- [STORED ROWS]
:::::
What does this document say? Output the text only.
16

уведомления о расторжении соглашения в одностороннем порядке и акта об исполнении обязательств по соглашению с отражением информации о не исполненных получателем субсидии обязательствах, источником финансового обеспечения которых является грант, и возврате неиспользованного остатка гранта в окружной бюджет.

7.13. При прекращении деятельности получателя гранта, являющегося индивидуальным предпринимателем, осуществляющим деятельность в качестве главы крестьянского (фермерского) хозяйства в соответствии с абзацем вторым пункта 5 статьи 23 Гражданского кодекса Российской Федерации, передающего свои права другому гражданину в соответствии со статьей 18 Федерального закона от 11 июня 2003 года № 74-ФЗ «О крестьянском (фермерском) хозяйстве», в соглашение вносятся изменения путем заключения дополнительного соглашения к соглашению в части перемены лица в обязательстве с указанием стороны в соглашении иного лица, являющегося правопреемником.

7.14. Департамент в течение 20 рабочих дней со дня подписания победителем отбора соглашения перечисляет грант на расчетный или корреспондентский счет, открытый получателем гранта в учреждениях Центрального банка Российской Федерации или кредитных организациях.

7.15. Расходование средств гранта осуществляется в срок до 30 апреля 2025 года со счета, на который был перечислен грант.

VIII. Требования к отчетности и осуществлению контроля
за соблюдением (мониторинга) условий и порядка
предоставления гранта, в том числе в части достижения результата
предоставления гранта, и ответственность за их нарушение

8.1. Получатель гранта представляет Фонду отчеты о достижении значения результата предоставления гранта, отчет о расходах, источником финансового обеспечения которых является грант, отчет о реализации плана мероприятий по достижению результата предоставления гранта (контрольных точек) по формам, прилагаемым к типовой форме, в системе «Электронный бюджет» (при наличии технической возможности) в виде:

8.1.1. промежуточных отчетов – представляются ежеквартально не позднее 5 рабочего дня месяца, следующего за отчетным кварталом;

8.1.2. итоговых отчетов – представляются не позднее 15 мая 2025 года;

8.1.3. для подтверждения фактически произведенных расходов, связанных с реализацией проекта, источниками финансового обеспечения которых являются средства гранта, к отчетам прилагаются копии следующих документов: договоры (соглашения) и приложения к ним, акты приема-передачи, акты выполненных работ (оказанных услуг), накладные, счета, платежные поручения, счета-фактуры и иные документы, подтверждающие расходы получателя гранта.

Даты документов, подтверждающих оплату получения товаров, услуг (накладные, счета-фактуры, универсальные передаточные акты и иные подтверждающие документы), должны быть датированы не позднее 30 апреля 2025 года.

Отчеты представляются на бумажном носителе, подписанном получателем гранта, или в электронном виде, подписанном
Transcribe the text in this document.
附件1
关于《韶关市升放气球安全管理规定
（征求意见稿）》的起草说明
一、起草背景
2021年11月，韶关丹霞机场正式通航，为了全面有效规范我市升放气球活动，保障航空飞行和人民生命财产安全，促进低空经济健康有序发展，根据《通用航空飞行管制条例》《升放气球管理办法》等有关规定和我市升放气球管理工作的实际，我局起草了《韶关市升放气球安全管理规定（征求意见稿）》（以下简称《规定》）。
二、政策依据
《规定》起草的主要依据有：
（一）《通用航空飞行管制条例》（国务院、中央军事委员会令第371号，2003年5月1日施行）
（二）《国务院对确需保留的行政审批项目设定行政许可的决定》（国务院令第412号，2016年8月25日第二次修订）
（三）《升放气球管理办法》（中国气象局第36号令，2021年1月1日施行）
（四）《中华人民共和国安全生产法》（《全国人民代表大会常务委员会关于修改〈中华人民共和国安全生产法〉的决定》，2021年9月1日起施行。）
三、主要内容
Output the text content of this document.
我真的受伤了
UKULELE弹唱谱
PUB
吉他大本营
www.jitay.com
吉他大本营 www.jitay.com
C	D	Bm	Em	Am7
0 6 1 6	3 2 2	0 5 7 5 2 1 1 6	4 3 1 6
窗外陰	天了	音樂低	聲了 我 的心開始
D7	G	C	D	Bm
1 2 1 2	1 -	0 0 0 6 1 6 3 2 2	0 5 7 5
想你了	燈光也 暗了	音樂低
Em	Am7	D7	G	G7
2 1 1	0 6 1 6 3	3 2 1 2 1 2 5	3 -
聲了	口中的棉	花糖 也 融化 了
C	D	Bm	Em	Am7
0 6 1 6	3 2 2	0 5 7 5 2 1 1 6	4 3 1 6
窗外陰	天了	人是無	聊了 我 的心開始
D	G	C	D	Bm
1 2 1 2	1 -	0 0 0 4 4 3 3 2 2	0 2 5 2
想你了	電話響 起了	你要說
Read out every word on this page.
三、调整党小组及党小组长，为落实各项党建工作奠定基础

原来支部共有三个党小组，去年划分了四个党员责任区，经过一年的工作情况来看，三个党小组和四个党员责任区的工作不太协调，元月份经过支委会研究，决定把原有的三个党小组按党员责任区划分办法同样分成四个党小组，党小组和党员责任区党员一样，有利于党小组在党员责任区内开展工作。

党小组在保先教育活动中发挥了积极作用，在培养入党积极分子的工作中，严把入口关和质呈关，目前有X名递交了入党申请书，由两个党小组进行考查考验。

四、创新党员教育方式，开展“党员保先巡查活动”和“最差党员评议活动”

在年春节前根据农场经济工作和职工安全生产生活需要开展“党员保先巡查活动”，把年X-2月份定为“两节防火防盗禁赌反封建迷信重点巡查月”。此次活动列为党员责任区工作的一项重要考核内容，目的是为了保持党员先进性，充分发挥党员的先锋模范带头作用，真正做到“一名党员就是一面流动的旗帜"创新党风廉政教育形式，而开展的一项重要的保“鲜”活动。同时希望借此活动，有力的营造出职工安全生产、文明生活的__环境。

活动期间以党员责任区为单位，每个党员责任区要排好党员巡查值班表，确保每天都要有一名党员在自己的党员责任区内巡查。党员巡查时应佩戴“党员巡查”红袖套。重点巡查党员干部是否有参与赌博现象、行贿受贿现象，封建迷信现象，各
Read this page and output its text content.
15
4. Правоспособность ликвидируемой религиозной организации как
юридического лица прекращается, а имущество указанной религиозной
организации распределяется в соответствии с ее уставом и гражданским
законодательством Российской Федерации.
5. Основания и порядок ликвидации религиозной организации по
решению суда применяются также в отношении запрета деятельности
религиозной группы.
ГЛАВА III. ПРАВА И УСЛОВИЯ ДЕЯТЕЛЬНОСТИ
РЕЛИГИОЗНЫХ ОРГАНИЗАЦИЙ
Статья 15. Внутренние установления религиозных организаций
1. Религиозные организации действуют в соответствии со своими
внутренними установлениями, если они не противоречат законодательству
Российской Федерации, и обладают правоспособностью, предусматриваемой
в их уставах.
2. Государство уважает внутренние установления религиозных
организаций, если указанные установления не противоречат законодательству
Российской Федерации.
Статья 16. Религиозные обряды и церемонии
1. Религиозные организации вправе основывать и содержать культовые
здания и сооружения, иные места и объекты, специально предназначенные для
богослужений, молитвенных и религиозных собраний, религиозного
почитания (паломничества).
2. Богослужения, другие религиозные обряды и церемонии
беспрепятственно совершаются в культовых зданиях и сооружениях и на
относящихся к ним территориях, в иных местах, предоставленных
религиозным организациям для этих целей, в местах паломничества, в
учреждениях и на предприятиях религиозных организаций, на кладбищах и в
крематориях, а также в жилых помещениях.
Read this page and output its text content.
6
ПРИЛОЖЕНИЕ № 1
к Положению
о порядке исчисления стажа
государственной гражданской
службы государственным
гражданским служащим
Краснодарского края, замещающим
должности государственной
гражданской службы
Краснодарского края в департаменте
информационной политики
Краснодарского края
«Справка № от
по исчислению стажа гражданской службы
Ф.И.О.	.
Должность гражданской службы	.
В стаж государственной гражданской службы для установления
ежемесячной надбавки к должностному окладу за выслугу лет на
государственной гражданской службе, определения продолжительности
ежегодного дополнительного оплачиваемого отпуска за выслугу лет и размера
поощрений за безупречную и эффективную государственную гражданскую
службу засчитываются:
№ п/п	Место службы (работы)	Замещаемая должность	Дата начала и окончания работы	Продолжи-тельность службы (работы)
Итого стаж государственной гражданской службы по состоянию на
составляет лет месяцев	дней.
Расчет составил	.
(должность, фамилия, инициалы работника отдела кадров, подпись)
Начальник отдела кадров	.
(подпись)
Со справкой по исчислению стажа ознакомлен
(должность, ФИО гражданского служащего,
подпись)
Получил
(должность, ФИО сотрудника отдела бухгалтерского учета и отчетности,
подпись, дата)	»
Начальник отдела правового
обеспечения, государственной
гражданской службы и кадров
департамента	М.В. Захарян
:::::
Above are the records. Copy every line in them holding "升放气球管理办法".

2021年11月，韶关丹霞机场正式通航，为了全面有效规范我市升放气球活动，保障航空飞行和人民生命财产安全，促进低空经济健康有序发展，根据《通用航空飞行管制条例》《升放气球管理办法》等有关规定和我市升放气球管理工作的实际，我局起草了《韶关市升放气球安全管理规定（征求意见稿）》（以下简称《规定》）。
（三）《升放气球管理办法》（中国气象局第36号令，2021年1月1日施行）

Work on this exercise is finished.